-- WHAT YOU ARE ASKED TO DO --
Quote all entries exactly, leaving pictures aside.

(Extracted data entries)
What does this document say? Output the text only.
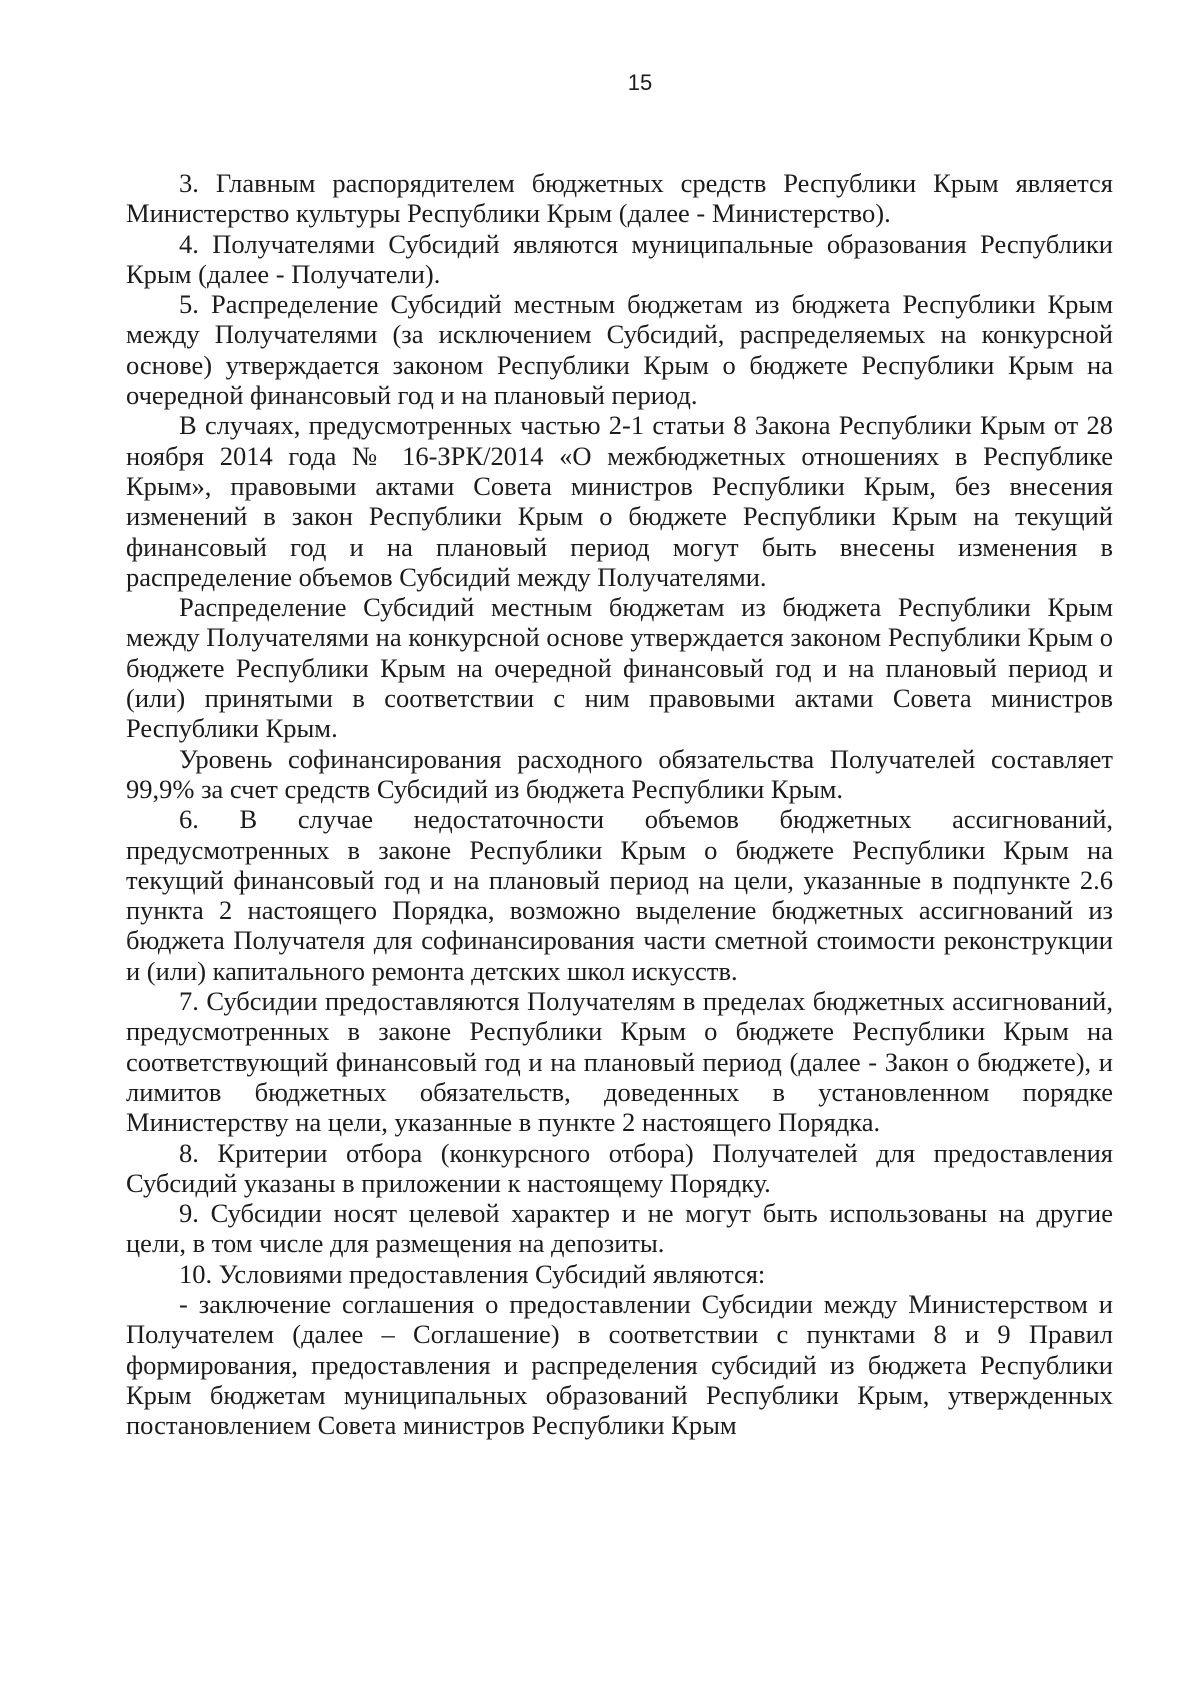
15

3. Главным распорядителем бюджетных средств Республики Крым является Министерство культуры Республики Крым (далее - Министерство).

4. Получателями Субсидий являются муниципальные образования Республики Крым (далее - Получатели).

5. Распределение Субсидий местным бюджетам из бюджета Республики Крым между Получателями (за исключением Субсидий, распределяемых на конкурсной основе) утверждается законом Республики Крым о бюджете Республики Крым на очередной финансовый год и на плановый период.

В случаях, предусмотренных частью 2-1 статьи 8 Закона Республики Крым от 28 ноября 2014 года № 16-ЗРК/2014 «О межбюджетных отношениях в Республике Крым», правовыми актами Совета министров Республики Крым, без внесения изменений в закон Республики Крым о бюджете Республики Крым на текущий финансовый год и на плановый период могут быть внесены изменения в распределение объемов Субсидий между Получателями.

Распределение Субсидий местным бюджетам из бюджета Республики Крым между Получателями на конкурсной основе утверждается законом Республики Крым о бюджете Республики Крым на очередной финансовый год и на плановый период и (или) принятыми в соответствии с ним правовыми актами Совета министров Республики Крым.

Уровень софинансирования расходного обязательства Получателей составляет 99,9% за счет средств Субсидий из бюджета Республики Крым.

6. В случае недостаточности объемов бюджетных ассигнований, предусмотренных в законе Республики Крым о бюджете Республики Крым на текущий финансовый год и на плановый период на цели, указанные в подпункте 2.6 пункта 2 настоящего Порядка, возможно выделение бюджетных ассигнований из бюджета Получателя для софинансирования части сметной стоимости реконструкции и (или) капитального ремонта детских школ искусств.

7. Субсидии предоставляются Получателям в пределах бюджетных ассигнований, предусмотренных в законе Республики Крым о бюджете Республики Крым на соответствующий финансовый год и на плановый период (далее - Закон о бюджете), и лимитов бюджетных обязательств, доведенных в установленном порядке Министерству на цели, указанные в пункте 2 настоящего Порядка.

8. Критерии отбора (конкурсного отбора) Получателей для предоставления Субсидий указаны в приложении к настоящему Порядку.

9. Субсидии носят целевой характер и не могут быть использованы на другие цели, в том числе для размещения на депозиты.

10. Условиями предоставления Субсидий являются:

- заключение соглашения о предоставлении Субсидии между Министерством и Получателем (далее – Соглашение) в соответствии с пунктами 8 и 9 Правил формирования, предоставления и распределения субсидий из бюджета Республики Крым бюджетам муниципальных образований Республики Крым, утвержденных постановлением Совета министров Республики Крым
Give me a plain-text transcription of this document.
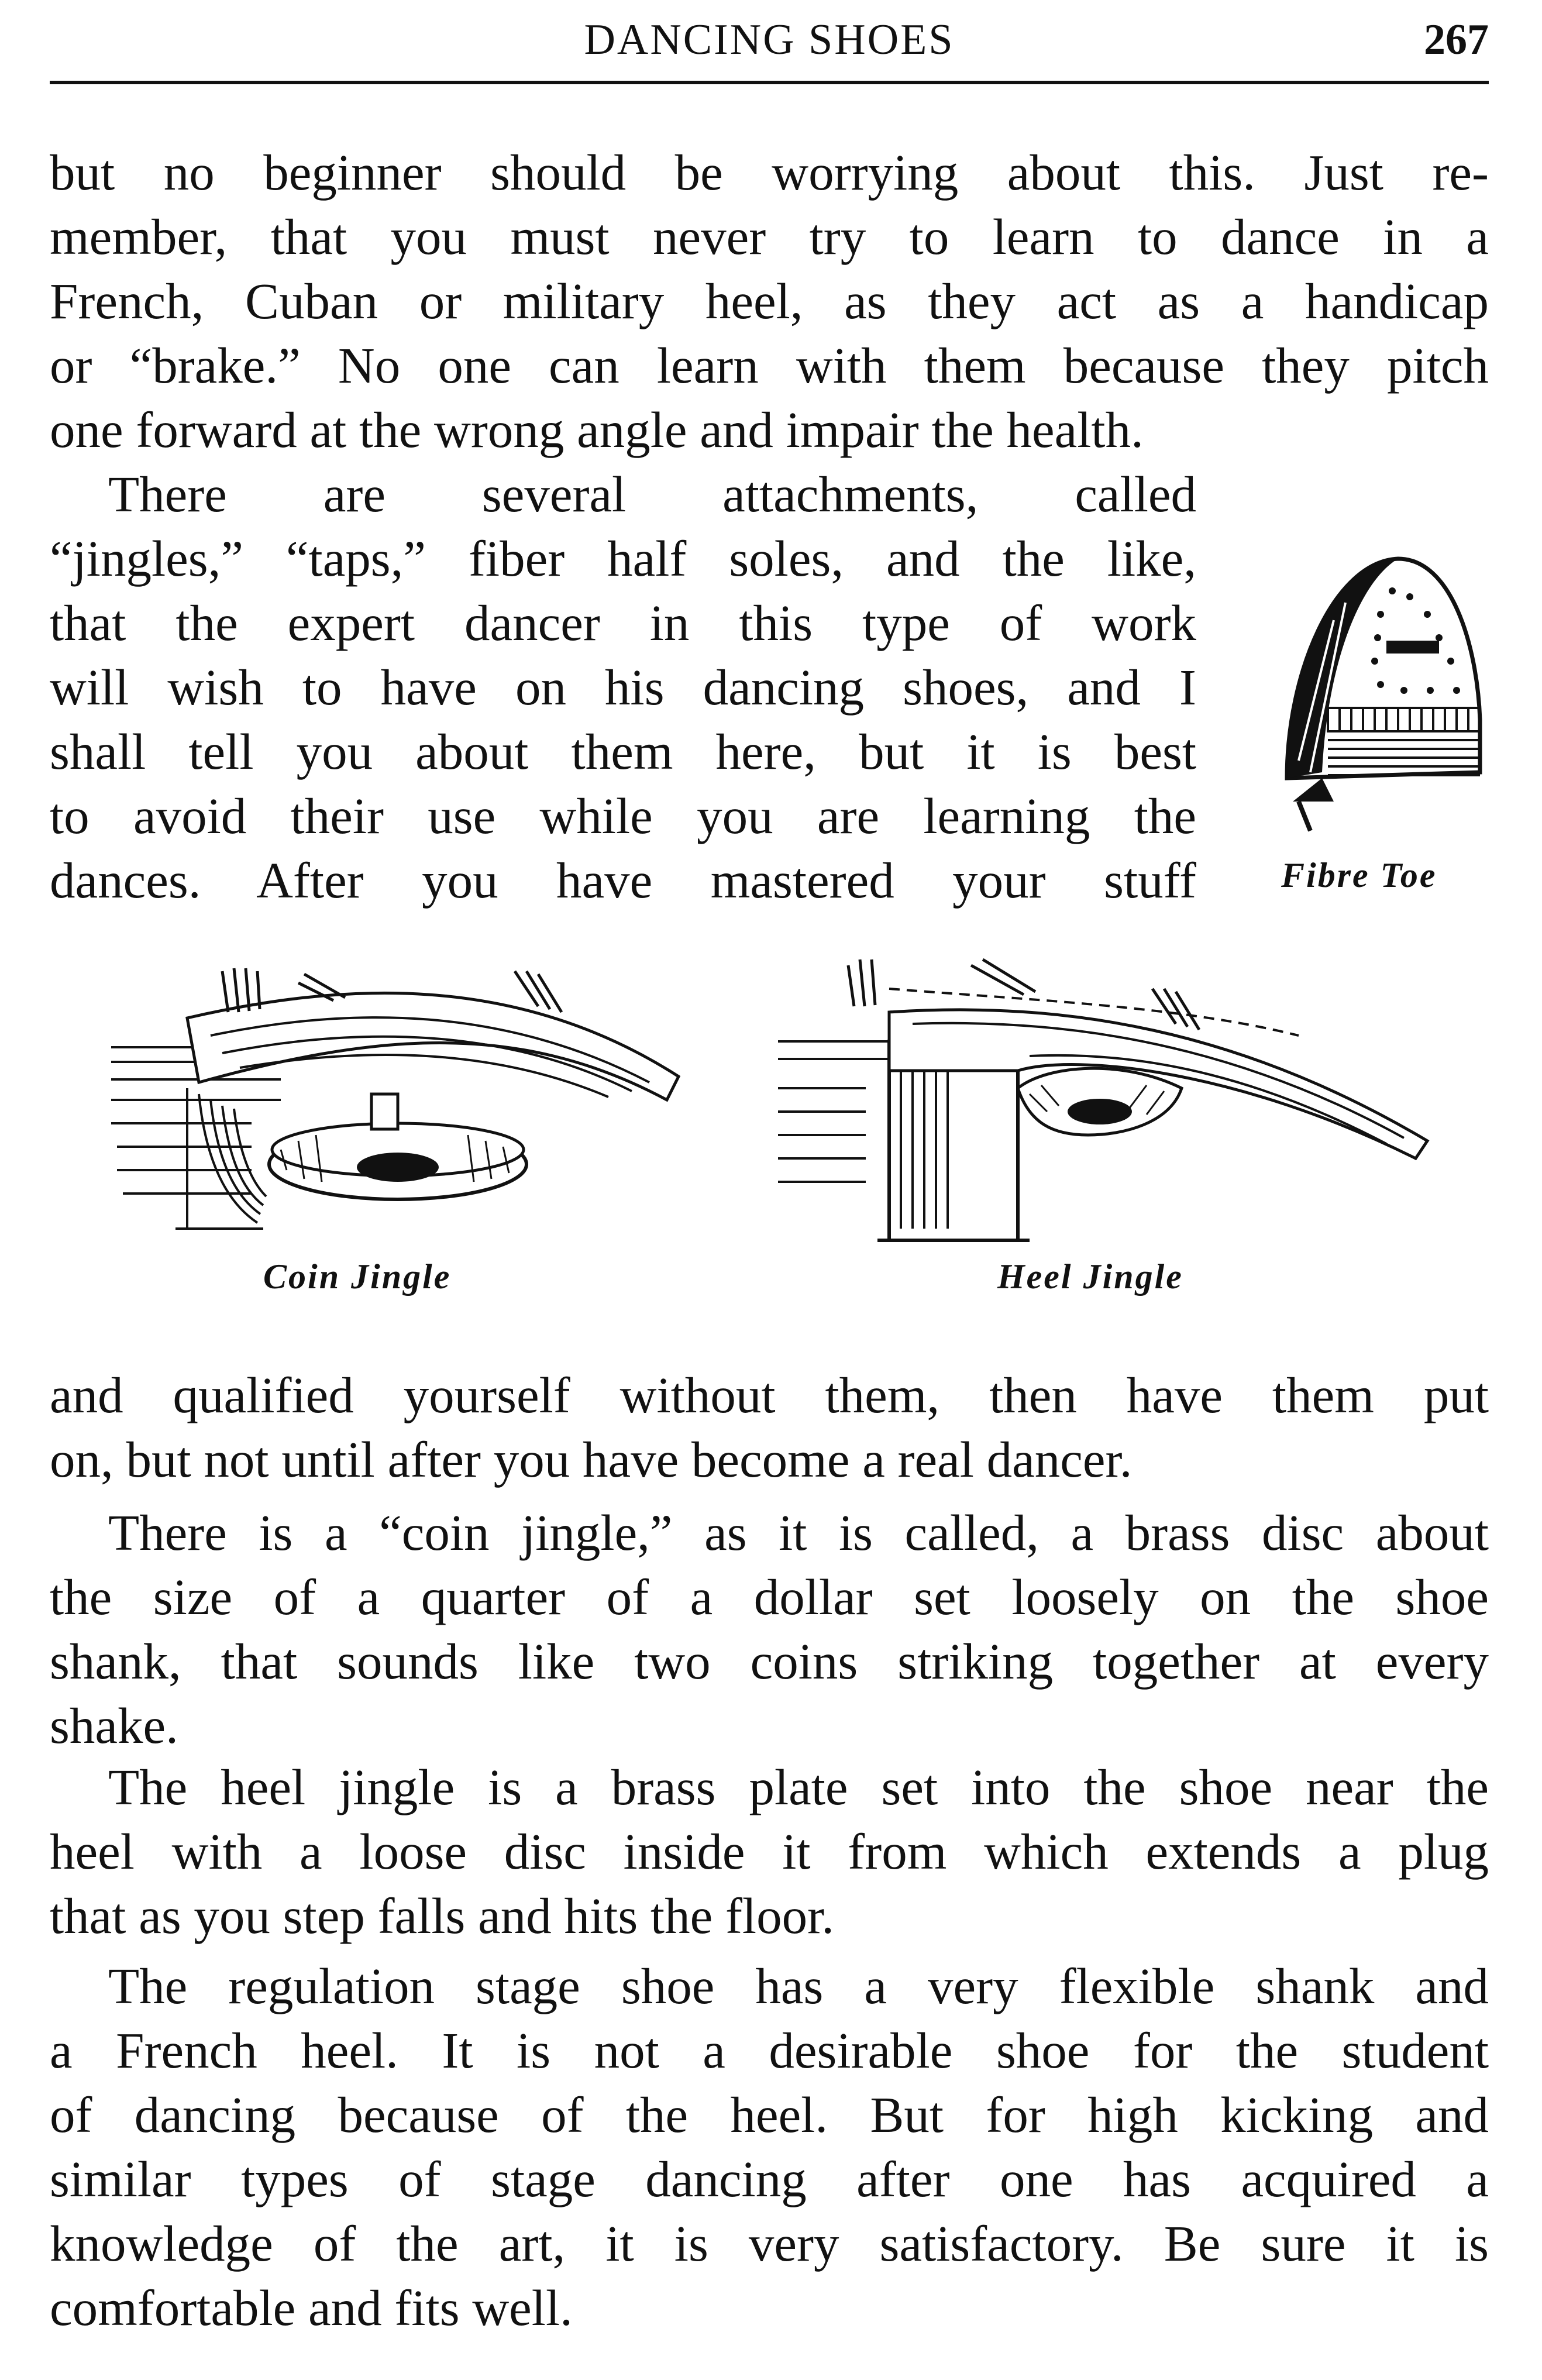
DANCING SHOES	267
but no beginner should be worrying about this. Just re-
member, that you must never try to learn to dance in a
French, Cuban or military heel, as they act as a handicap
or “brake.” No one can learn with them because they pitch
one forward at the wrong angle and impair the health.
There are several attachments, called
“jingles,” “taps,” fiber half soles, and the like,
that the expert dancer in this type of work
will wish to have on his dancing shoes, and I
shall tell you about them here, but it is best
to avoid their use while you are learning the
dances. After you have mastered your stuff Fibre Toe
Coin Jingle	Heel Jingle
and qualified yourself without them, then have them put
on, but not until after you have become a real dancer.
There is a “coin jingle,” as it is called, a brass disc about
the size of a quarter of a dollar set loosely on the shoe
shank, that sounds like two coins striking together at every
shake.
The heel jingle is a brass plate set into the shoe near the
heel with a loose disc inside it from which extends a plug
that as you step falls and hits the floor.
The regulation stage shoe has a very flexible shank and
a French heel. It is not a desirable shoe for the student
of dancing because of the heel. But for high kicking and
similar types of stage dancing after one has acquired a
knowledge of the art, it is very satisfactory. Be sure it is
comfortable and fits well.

-- RESPONSE BELOW --
What does this document say? Output the text only.
15

3. Главным распорядителем бюджетных средств Республики Крым является Министерство культуры Республики Крым (далее - Министерство).

4. Получателями Субсидий являются муниципальные образования Республики Крым (далее - Получатели).

5. Распределение Субсидий местным бюджетам из бюджета Республики Крым между Получателями (за исключением Субсидий, распределяемых на конкурсной основе) утверждается законом Республики Крым о бюджете Республики Крым на очередной финансовый год и на плановый период.

В случаях, предусмотренных частью 2-1 статьи 8 Закона Республики Крым от 28 ноября 2014 года № 16-ЗРК/2014 «О межбюджетных отношениях в Республике Крым», правовыми актами Совета министров Республики Крым, без внесения изменений в закон Республики Крым о бюджете Республики Крым на текущий финансовый год и на плановый период могут быть внесены изменения в распределение объемов Субсидий между Получателями.

Распределение Субсидий местным бюджетам из бюджета Республики Крым между Получателями на конкурсной основе утверждается законом Республики Крым о бюджете Республики Крым на очередной финансовый год и на плановый период и (или) принятыми в соответствии с ним правовыми актами Совета министров Республики Крым.

Уровень софинансирования расходного обязательства Получателей составляет 99,9% за счет средств Субсидий из бюджета Республики Крым.

6. В случае недостаточности объемов бюджетных ассигнований, предусмотренных в законе Республики Крым о бюджете Республики Крым на текущий финансовый год и на плановый период на цели, указанные в подпункте 2.6 пункта 2 настоящего Порядка, возможно выделение бюджетных ассигнований из бюджета Получателя для софинансирования части сметной стоимости реконструкции и (или) капитального ремонта детских школ искусств.

7. Субсидии предоставляются Получателям в пределах бюджетных ассигнований, предусмотренных в законе Республики Крым о бюджете Республики Крым на соответствующий финансовый год и на плановый период (далее - Закон о бюджете), и лимитов бюджетных обязательств, доведенных в установленном порядке Министерству на цели, указанные в пункте 2 настоящего Порядка.

8. Критерии отбора (конкурсного отбора) Получателей для предоставления Субсидий указаны в приложении к настоящему Порядку.

9. Субсидии носят целевой характер и не могут быть использованы на другие цели, в том числе для размещения на депозиты.

10. Условиями предоставления Субсидий являются:

- заключение соглашения о предоставлении Субсидии между Министерством и Получателем (далее – Соглашение) в соответствии с пунктами 8 и 9 Правил формирования, предоставления и распределения субсидий из бюджета Республики Крым бюджетам муниципальных образований Республики Крым, утвержденных постановлением Совета министров Республики Крым
Give me a plain-text transcription of this document.
DANCING SHOES	267
but no beginner should be worrying about this. Just re-
member, that you must never try to learn to dance in a
French, Cuban or military heel, as they act as a handicap
or “brake.” No one can learn with them because they pitch
one forward at the wrong angle and impair the health.
There are several attachments, called
“jingles,” “taps,” fiber half soles, and the like,
that the expert dancer in this type of work
will wish to have on his dancing shoes, and I
shall tell you about them here, but it is best
to avoid their use while you are learning the
dances. After you have mastered your stuff Fibre Toe
Coin Jingle	Heel Jingle
and qualified yourself without them, then have them put
on, but not until after you have become a real dancer.
There is a “coin jingle,” as it is called, a brass disc about
the size of a quarter of a dollar set loosely on the shoe
shank, that sounds like two coins striking together at every
shake.
The heel jingle is a brass plate set into the shoe near the
heel with a loose disc inside it from which extends a plug
that as you step falls and hits the floor.
The regulation stage shoe has a very flexible shank and
a French heel. It is not a desirable shoe for the student
of dancing because of the heel. But for high kicking and
similar types of stage dancing after one has acquired a
knowledge of the art, it is very satisfactory. Be sure it is
comfortable and fits well.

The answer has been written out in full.